AIM OF THE EXERCISE
Examine the records and identify each line that includes the string "title". Copy those lines.

(Figure dataset records)
··········

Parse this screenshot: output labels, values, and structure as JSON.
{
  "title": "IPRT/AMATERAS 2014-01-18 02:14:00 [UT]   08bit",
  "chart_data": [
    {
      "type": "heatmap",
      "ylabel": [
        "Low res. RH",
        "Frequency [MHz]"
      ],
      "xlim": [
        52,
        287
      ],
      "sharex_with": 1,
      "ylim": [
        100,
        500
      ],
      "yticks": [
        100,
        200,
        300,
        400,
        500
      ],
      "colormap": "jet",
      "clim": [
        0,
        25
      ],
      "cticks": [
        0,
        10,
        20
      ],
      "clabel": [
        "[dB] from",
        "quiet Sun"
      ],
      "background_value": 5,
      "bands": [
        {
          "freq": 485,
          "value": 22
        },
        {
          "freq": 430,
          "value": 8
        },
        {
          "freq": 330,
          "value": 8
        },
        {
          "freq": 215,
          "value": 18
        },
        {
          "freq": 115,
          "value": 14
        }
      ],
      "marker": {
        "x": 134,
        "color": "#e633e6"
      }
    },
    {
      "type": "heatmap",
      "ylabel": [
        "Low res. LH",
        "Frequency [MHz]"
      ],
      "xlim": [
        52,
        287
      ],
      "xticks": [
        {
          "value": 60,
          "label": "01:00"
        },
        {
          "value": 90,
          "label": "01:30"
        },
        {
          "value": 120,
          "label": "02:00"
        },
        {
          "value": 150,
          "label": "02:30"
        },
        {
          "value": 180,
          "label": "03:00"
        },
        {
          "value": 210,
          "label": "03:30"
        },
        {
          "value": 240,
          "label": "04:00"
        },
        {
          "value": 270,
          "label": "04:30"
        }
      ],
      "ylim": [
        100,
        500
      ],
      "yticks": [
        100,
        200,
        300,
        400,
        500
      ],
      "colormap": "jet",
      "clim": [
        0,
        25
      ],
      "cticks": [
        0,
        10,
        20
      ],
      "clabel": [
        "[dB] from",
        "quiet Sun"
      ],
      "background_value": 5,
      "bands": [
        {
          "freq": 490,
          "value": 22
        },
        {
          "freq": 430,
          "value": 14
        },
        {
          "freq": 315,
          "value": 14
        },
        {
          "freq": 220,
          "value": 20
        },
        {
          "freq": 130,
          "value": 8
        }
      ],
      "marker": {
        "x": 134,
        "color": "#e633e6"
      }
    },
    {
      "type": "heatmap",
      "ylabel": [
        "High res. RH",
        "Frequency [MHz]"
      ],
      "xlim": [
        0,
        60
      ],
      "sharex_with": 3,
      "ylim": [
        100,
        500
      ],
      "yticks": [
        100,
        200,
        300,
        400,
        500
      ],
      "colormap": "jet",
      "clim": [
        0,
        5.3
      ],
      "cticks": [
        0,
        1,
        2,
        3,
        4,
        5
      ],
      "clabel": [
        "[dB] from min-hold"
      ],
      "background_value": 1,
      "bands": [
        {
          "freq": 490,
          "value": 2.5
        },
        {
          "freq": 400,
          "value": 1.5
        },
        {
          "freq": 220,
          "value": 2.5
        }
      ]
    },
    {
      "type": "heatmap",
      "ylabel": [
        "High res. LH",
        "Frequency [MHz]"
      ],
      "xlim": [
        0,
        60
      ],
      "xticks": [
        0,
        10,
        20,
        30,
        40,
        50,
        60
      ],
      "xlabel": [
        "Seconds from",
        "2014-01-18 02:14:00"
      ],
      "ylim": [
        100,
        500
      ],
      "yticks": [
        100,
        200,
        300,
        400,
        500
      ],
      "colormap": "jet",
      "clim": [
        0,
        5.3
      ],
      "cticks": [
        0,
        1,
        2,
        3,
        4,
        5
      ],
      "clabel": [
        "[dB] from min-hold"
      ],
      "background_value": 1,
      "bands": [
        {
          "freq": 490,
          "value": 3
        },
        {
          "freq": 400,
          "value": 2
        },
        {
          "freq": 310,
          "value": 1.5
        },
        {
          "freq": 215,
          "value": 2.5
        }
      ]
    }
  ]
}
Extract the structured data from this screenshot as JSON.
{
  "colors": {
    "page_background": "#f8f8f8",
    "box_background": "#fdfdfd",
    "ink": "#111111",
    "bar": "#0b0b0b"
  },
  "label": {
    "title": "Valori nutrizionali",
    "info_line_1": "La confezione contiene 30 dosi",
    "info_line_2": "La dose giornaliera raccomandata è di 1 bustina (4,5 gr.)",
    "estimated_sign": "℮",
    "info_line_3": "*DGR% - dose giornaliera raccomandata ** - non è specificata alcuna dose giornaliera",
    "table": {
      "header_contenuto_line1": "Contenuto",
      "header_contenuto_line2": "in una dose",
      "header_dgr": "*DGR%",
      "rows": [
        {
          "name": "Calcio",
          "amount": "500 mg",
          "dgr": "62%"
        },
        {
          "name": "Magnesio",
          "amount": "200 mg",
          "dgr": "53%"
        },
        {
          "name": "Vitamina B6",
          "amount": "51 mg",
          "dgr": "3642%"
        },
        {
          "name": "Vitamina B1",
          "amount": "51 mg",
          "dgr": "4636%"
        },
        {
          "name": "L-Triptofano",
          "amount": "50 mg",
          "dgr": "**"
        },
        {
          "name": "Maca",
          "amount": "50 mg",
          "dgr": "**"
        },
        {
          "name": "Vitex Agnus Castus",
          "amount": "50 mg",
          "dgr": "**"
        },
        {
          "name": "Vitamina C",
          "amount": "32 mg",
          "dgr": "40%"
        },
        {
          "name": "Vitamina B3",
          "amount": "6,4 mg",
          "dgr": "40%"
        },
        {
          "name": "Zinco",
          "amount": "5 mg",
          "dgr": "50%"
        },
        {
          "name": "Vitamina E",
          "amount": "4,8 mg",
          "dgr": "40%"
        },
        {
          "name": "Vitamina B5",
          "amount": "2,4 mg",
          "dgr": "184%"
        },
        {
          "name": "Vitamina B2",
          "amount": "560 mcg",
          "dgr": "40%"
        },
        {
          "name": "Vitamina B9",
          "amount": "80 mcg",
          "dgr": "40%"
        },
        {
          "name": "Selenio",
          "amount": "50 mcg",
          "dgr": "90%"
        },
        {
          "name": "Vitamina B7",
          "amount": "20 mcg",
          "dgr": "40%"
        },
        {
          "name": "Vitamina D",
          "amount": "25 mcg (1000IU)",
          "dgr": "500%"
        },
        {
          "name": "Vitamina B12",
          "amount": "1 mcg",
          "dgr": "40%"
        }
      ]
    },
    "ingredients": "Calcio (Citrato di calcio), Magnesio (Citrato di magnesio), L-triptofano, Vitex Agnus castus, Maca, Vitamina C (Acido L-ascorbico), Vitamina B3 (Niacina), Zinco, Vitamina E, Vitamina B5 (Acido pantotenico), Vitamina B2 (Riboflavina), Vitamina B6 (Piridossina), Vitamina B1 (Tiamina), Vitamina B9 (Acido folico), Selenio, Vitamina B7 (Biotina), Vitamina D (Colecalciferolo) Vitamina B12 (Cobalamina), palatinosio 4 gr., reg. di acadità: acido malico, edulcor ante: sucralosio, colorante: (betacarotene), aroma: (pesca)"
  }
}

··········

THE COMPLETED TASK
  "title": "IPRT/AMATERAS 2014-01-18 02:14:00 [UT]   08bit",
    "title": "Valori nutrizionali",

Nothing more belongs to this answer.